— Start —
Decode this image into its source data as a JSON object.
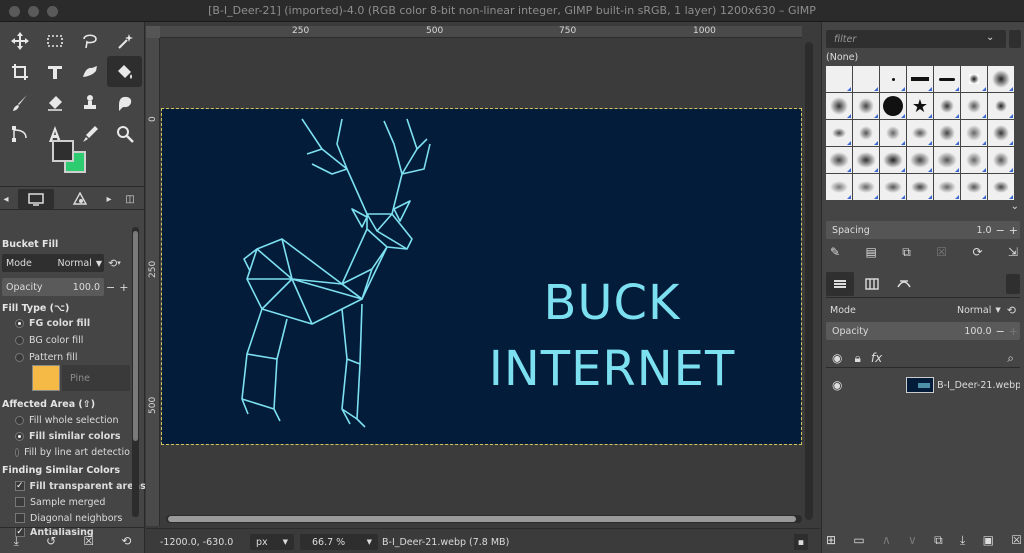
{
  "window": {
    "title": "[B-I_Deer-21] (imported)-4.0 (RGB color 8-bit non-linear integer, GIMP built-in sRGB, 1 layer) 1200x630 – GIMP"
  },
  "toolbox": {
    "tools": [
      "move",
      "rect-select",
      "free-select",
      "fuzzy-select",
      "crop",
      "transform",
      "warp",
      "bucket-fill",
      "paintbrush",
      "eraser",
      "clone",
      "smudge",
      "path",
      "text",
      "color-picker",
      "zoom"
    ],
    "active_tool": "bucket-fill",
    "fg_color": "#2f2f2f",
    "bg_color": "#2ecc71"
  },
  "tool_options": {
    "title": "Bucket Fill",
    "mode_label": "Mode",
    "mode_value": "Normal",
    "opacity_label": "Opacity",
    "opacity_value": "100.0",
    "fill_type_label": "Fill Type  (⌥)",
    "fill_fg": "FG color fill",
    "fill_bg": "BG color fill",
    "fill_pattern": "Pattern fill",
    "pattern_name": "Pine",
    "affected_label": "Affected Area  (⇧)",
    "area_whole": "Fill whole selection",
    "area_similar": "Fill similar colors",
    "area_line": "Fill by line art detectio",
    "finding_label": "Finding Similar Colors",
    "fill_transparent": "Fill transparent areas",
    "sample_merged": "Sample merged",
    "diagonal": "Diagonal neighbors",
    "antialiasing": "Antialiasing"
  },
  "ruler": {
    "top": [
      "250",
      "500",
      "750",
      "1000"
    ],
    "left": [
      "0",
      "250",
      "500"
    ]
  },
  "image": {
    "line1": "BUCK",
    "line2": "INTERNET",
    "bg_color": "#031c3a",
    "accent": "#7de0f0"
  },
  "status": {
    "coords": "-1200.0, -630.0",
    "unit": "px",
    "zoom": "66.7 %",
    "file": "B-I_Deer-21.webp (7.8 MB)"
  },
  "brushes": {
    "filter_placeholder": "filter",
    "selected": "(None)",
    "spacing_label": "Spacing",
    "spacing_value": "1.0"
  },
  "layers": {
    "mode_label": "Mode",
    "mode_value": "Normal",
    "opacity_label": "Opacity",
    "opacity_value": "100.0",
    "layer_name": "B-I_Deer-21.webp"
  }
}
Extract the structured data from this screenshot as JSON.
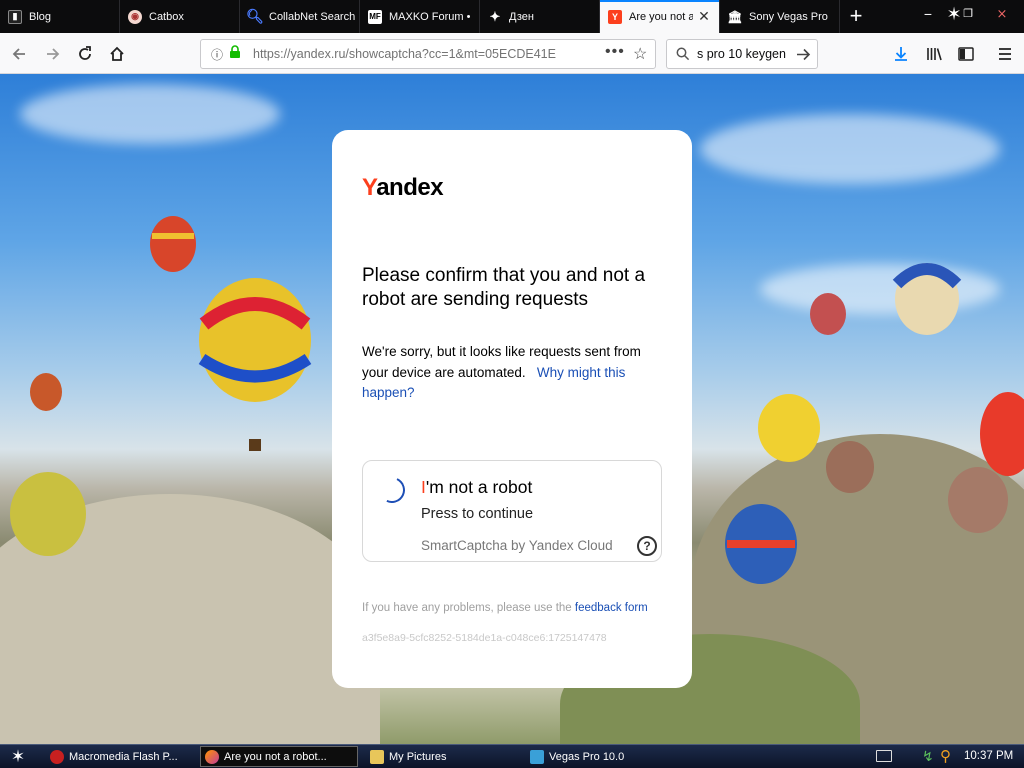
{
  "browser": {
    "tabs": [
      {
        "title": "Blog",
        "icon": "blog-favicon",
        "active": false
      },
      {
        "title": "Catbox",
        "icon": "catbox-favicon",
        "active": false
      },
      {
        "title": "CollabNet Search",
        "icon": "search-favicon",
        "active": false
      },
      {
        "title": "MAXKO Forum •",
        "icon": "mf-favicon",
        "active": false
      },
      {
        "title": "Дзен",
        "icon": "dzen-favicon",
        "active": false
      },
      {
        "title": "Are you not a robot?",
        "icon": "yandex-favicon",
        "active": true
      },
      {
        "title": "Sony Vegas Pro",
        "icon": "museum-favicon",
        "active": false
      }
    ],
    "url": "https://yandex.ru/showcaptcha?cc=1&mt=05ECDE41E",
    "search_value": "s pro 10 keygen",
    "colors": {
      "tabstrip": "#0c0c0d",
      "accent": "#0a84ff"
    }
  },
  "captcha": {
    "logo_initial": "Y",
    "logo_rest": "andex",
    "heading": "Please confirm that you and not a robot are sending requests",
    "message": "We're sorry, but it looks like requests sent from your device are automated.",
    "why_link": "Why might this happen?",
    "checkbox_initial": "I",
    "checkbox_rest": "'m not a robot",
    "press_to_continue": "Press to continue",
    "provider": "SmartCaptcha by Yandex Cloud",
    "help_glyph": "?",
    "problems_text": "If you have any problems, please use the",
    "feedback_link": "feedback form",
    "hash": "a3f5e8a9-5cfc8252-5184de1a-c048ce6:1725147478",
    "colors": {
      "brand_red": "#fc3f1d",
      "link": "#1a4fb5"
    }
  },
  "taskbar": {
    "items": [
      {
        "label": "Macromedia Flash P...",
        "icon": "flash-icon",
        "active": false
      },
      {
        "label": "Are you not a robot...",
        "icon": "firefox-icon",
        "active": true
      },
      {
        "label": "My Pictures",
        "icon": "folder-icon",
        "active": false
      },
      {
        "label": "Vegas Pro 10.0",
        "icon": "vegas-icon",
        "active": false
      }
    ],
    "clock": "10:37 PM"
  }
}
— End —
- Aim of the task: Excluding the pictures, reproduce every entry exactly as given.

- Exercise result:
Decode this image into its source data as a JSON object.
{
  "window": {
    "title": "[B-I_Deer-21] (imported)-4.0 (RGB color 8-bit non-linear integer, GIMP built-in sRGB, 1 layer) 1200x630 – GIMP"
  },
  "toolbox": {
    "tools": [
      "move",
      "rect-select",
      "free-select",
      "fuzzy-select",
      "crop",
      "transform",
      "warp",
      "bucket-fill",
      "paintbrush",
      "eraser",
      "clone",
      "smudge",
      "path",
      "text",
      "color-picker",
      "zoom"
    ],
    "active_tool": "bucket-fill",
    "fg_color": "#2f2f2f",
    "bg_color": "#2ecc71"
  },
  "tool_options": {
    "title": "Bucket Fill",
    "mode_label": "Mode",
    "mode_value": "Normal",
    "opacity_label": "Opacity",
    "opacity_value": "100.0",
    "fill_type_label": "Fill Type  (⌥)",
    "fill_fg": "FG color fill",
    "fill_bg": "BG color fill",
    "fill_pattern": "Pattern fill",
    "pattern_name": "Pine",
    "affected_label": "Affected Area  (⇧)",
    "area_whole": "Fill whole selection",
    "area_similar": "Fill similar colors",
    "area_line": "Fill by line art detectio",
    "finding_label": "Finding Similar Colors",
    "fill_transparent": "Fill transparent areas",
    "sample_merged": "Sample merged",
    "diagonal": "Diagonal neighbors",
    "antialiasing": "Antialiasing"
  },
  "ruler": {
    "top": [
      "250",
      "500",
      "750",
      "1000"
    ],
    "left": [
      "0",
      "250",
      "500"
    ]
  },
  "image": {
    "line1": "BUCK",
    "line2": "INTERNET",
    "bg_color": "#031c3a",
    "accent": "#7de0f0"
  },
  "status": {
    "coords": "-1200.0, -630.0",
    "unit": "px",
    "zoom": "66.7 %",
    "file": "B-I_Deer-21.webp (7.8 MB)"
  },
  "brushes": {
    "filter_placeholder": "filter",
    "selected": "(None)",
    "spacing_label": "Spacing",
    "spacing_value": "1.0"
  },
  "layers": {
    "mode_label": "Mode",
    "mode_value": "Normal",
    "opacity_label": "Opacity",
    "opacity_value": "100.0",
    "layer_name": "B-I_Deer-21.webp"
  }
}
Extract the structured data from this screenshot as JSON.
{
  "browser": {
    "tabs": [
      {
        "title": "Blog",
        "icon": "blog-favicon",
        "active": false
      },
      {
        "title": "Catbox",
        "icon": "catbox-favicon",
        "active": false
      },
      {
        "title": "CollabNet Search",
        "icon": "search-favicon",
        "active": false
      },
      {
        "title": "MAXKO Forum •",
        "icon": "mf-favicon",
        "active": false
      },
      {
        "title": "Дзен",
        "icon": "dzen-favicon",
        "active": false
      },
      {
        "title": "Are you not a robot?",
        "icon": "yandex-favicon",
        "active": true
      },
      {
        "title": "Sony Vegas Pro",
        "icon": "museum-favicon",
        "active": false
      }
    ],
    "url": "https://yandex.ru/showcaptcha?cc=1&mt=05ECDE41E",
    "search_value": "s pro 10 keygen",
    "colors": {
      "tabstrip": "#0c0c0d",
      "accent": "#0a84ff"
    }
  },
  "captcha": {
    "logo_initial": "Y",
    "logo_rest": "andex",
    "heading": "Please confirm that you and not a robot are sending requests",
    "message": "We're sorry, but it looks like requests sent from your device are automated.",
    "why_link": "Why might this happen?",
    "checkbox_initial": "I",
    "checkbox_rest": "'m not a robot",
    "press_to_continue": "Press to continue",
    "provider": "SmartCaptcha by Yandex Cloud",
    "help_glyph": "?",
    "problems_text": "If you have any problems, please use the",
    "feedback_link": "feedback form",
    "hash": "a3f5e8a9-5cfc8252-5184de1a-c048ce6:1725147478",
    "colors": {
      "brand_red": "#fc3f1d",
      "link": "#1a4fb5"
    }
  },
  "taskbar": {
    "items": [
      {
        "label": "Macromedia Flash P...",
        "icon": "flash-icon",
        "active": false
      },
      {
        "label": "Are you not a robot...",
        "icon": "firefox-icon",
        "active": true
      },
      {
        "label": "My Pictures",
        "icon": "folder-icon",
        "active": false
      },
      {
        "label": "Vegas Pro 10.0",
        "icon": "vegas-icon",
        "active": false
      }
    ],
    "clock": "10:37 PM"
  }
}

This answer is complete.